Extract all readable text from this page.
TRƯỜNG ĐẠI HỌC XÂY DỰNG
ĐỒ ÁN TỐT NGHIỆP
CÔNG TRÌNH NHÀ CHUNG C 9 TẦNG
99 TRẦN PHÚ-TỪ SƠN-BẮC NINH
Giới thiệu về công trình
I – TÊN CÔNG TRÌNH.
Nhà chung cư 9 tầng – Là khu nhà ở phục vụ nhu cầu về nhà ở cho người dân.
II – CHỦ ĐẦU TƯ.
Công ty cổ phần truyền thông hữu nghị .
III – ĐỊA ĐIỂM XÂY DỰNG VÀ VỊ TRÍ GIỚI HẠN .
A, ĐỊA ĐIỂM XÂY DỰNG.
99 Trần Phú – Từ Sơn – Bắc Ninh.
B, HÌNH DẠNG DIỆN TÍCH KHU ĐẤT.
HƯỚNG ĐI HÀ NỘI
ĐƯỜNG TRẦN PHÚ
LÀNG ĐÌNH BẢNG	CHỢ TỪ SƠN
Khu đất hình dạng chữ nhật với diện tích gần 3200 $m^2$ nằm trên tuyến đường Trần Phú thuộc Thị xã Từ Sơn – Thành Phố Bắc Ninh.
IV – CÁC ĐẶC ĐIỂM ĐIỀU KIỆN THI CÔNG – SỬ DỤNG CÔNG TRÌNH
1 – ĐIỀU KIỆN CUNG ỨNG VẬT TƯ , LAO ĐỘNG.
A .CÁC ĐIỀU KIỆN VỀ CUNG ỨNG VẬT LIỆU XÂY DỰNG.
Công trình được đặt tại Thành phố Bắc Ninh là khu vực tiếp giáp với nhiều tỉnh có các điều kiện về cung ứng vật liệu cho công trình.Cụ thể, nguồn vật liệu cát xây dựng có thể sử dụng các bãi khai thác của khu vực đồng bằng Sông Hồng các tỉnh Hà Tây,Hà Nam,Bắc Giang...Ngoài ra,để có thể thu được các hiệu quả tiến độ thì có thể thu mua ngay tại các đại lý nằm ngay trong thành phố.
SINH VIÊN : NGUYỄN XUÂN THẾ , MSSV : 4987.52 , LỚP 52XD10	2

◆ Exercise prompt ◆
Faithfully reproduce all of the records, character for character.

◆ Problem solution ◆
Extract all readable text from this page.
TRƯỜNG ĐẠI HỌC XÂY DỰNG
ĐỒ ÁN TỐT NGHIỆP
CÔNG TRÌNH NHÀ CHUNG C 9 TẦNG
99 TRẦN PHÚ-TỪ SƠN-BẮC NINH
Giới thiệu về công trình
I – TÊN CÔNG TRÌNH.
Nhà chung cư 9 tầng – Là khu nhà ở phục vụ nhu cầu về nhà ở cho người dân.
II – CHỦ ĐẦU TƯ.
Công ty cổ phần truyền thông hữu nghị .
III – ĐỊA ĐIỂM XÂY DỰNG VÀ VỊ TRÍ GIỚI HẠN .
A, ĐỊA ĐIỂM XÂY DỰNG.
99 Trần Phú – Từ Sơn – Bắc Ninh.
B, HÌNH DẠNG DIỆN TÍCH KHU ĐẤT.
HƯỚNG ĐI HÀ NỘI
ĐƯỜNG TRẦN PHÚ
LÀNG ĐÌNH BẢNG	CHỢ TỪ SƠN
Khu đất hình dạng chữ nhật với diện tích gần 3200 $m^2$ nằm trên tuyến đường Trần Phú thuộc Thị xã Từ Sơn – Thành Phố Bắc Ninh.
IV – CÁC ĐẶC ĐIỂM ĐIỀU KIỆN THI CÔNG – SỬ DỤNG CÔNG TRÌNH
1 – ĐIỀU KIỆN CUNG ỨNG VẬT TƯ , LAO ĐỘNG.
A .CÁC ĐIỀU KIỆN VỀ CUNG ỨNG VẬT LIỆU XÂY DỰNG.
Công trình được đặt tại Thành phố Bắc Ninh là khu vực tiếp giáp với nhiều tỉnh có các điều kiện về cung ứng vật liệu cho công trình.Cụ thể, nguồn vật liệu cát xây dựng có thể sử dụng các bãi khai thác của khu vực đồng bằng Sông Hồng các tỉnh Hà Tây,Hà Nam,Bắc Giang...Ngoài ra,để có thể thu được các hiệu quả tiến độ thì có thể thu mua ngay tại các đại lý nằm ngay trong thành phố.
SINH VIÊN : NGUYỄN XUÂN THẾ , MSSV : 4987.52 , LỚP 52XD10	2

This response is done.